■ **Document passage**:

The Social Security Act provides that an individual shall be determined to be under a disability only if the claimant can establish that they have a physical or mental impairment expected to result in death or last for a continuous period of twelve months which prevents the claimant from engaging in substantial gainful activity (SGA). The claimant's physical or mental impairment or impairments must be of such severity that they are not only unable to perform their previous work but cannot, considering their age, education, and work experience, engage in any other kind of substantial gainful work which exists in the national economy. 42 U.S.C. § 423(d).
The Commissioner has established a five-step sequential evaluation process to determine disability. If at any step a finding of disability or non-disability can be made, the Commissioner will not review the claim further. At step one, the agency will find non-disability unless the claimant can show that he or she is not working at a "substantial gainful activity." At step two, the agency will find non-disability unless the claimant shows that he or she has a "severe impairment," which is defined as any "impairment or combination of impairments which significantly limits [the claimant's] physical or mental ability to do basic work activities." At step three, the agency determines whether the impairment which enabled the claimant to survive step two is on the list of impairments presumed severe enough to render one disabled. If the claimant's impairment does not meet or equal a listed impairment, the inquiry proceeds to step four, at which the agency assesses whether the claimant can do his or her previous work; unless the claimant shows that he or she cannot perform their previous work, they are determined not to be disabled. If the claimant survives step four, the fifth and final step requires the agency to consider vocational factors (the claimant's age, education, and past work experience) and to determine whether the claimant is capable of performing other jobs existing in significant numbers in the national economy. Barnhart v. Thomas, 124 S. Ct. 376, 379-380 (2003).

■ **Parts of the exercise**:
1. Quote the stretch of the Social Security disability passage from "The Social Security" through "U.S.C. § 423(d).", word for word.
2. Extend the Social Security disability passage, picking up right after its final sentence.
The records that follow come from a separate source unrelated to the Social Security disability passage.

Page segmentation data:
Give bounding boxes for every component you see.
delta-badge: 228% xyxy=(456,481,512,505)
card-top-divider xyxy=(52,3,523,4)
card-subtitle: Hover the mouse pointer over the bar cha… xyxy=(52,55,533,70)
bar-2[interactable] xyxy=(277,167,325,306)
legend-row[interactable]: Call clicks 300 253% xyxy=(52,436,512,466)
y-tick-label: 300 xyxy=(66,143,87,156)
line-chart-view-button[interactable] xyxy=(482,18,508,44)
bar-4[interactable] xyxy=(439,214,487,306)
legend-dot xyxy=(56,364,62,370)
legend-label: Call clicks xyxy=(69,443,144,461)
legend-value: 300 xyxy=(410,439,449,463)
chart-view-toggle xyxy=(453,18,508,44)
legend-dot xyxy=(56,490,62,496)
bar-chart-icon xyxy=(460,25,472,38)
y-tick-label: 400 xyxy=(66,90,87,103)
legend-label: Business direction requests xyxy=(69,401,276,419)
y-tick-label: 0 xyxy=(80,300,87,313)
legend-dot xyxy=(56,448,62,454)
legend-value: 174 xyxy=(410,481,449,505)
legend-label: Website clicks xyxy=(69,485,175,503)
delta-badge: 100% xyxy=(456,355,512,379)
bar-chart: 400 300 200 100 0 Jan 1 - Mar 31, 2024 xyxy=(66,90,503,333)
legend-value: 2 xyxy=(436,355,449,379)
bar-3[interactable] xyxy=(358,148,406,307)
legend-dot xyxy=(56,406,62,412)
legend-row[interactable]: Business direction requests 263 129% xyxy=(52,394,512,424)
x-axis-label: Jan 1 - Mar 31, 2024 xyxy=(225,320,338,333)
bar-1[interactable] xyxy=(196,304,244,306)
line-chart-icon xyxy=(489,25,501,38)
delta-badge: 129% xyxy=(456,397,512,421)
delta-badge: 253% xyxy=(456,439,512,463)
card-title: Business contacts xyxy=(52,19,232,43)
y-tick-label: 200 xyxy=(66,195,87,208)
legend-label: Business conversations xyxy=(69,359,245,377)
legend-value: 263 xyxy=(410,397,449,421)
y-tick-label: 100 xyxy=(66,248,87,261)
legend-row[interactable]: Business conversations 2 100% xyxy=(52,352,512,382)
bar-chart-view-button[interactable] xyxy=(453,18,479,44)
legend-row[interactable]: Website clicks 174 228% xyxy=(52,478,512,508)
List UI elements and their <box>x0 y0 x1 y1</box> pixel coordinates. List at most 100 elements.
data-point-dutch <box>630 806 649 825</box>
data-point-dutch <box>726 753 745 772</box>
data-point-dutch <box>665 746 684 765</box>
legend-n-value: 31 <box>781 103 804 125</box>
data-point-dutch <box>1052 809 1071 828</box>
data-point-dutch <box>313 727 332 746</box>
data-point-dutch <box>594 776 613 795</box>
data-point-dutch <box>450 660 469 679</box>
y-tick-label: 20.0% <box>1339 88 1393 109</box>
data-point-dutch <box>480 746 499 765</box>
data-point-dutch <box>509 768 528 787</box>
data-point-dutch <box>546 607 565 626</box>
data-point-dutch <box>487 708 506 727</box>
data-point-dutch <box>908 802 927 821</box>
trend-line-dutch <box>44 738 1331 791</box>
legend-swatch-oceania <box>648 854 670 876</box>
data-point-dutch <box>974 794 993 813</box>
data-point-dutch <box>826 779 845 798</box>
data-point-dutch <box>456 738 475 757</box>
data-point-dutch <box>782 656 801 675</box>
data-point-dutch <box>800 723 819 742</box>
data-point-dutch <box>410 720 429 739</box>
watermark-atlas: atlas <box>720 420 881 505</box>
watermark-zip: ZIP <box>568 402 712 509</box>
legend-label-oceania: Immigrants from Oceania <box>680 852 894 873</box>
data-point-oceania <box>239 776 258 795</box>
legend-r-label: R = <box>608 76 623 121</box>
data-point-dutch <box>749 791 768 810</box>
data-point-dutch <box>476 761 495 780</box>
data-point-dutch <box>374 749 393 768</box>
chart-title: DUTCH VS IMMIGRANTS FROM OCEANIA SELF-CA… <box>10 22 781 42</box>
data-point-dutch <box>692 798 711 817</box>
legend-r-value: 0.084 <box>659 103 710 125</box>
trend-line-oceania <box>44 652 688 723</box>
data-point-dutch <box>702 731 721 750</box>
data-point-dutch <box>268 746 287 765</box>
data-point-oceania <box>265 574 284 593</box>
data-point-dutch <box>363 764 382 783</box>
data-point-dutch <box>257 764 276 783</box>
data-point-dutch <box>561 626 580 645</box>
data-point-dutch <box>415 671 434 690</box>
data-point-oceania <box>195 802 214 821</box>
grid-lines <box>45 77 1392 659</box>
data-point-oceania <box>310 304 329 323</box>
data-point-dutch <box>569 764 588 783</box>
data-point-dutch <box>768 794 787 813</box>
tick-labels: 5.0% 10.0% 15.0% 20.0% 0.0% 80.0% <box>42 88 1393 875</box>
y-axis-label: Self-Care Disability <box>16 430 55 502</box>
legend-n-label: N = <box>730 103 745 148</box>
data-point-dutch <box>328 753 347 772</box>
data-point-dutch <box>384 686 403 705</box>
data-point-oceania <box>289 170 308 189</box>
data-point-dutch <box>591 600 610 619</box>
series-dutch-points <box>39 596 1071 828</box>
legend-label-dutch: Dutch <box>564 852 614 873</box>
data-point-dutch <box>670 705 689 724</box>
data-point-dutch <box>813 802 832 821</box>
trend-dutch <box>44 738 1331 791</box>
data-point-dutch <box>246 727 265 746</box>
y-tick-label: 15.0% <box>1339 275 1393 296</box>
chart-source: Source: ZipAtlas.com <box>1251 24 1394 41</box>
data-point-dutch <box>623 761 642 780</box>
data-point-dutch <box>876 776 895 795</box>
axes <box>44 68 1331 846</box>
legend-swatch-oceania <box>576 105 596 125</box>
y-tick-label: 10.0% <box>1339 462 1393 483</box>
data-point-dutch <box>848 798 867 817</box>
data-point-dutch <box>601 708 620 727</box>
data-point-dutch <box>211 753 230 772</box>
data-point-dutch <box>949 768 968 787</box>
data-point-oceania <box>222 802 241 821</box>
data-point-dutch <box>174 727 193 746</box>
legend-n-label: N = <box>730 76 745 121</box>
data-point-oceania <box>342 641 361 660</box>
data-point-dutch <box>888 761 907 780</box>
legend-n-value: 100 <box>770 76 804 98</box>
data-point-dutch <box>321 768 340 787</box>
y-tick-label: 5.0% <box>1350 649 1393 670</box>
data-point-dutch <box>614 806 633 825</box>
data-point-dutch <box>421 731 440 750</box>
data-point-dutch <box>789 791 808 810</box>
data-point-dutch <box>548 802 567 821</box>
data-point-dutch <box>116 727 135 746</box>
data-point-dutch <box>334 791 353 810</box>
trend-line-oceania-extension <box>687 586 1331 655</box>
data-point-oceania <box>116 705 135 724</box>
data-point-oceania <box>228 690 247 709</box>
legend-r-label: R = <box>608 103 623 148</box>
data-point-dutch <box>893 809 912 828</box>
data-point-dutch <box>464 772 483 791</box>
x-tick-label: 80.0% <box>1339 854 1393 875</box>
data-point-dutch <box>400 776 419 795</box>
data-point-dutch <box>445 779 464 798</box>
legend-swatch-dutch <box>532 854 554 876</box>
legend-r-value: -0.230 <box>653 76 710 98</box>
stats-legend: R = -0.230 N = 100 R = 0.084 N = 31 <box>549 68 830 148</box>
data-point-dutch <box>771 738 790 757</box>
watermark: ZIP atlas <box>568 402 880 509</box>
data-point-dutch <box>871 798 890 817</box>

■ **Solved problems**:
1.
The Social Security Act provides that an individual shall be determined to be under a disability only if the claimant can establish that they have a physical or mental impairment expected to result in death or last for a continuous period of twelve months which prevents the claimant from engaging in substantial gainful activity (SGA). The claimant's physical or mental impairment or impairments must be of such severity that they are not only unable to perform their previous work but cannot, considering their age, education, and work experience, engage in any other kind of substantial gainful work which exists in the national economy. 42 U.S.C. § 423(d).

2.
The claimant bears the burden of proof through step four of the analysis. Nielson v. Sullivan, 992 F.2d 1118, 1120 (10th Cir. 1993). At step five, the burden shifts to the Commissioner to show that the claimant can perform other work that exists in the national economy. Nielson, 992 F.2d at 1120; Thompson v. Sullivan, 987 F.2d 1482, 1487 (10th Cir. 1993). The Commissioner meets this burden if the decision is supported by substantial evidence. Thompson, 987 F.2d at 1487.
Before going from step three to step four, the agency will assess the claimant's residual functional capacity (RFC). This RFC assessment is used to evaluate the claim at both step four and step five. 20 C.F.R. §§ 404.1520(a)(4), 404.1520(e,f,g); 416.920(a)(4), 416.920(e,f,g).
II. History of case
On August 18, 2009, administrative law judge (ALJ) Linda L. Sybrant issued her decision (R. at 9-21). Plaintiff alleges that he has been disabled since October 25, 2005 (R. at 9). Plaintiff is insured for disability insurance benefits through December 31, 2009 (R. at 11). At step one, the ALJ found that plaintiff has not engaged in substantial gainful activity since October 25, 2005, his alleged onset date (R. at 11). At step two, the ALJ found that plaintiff had the following severe impairments: degenerative disc disease of the lumbar spine with surgery in 1992, 1993 and 2000; degenerative disc disease of the C5-6 and C6-7 with moderate to severe stenosis; obesity; attention deficit hyperactivity disorder; anxiety disorder not otherwise specified; and a history of narcotic drug abuse and other prescription drug abuse (R. at 11). At step three, the ALJ determined that plaintiff's impairments do not meet or equal a listed impairment (R. at 11-13). After determining plaintiff's RFC (R. at 13), the ALJ determined at step four that plaintiff was unable to perform past relevant work (R. at 20). At step five, the ALJ determined that other jobs exist in significant numbers in the national economy that plaintiff could perform (R. at 20-21). Therefore, the ALJ concluded that plaintiff was not disabled (R. at 21).
III. Does substantial evidence support the ALJ's RFC findings?
The ALJ made the following RFC findings:
The claimant retains the residual functional capacity to perform light work as defined(R. at 13). In support of his findings, the ALJ stated the following:
in 20 CFR 404.1567(b) and 416.967(b) except
for being limited to occasional pushing, pulling and reaching overhead. He can occasionally balance, stoop, crouch, crawl, kneel and climb. He should avoid concentrated exposure to extreme cold and vibration. He can have limited contact with the general public and superficial contact with coworkers and supervisors.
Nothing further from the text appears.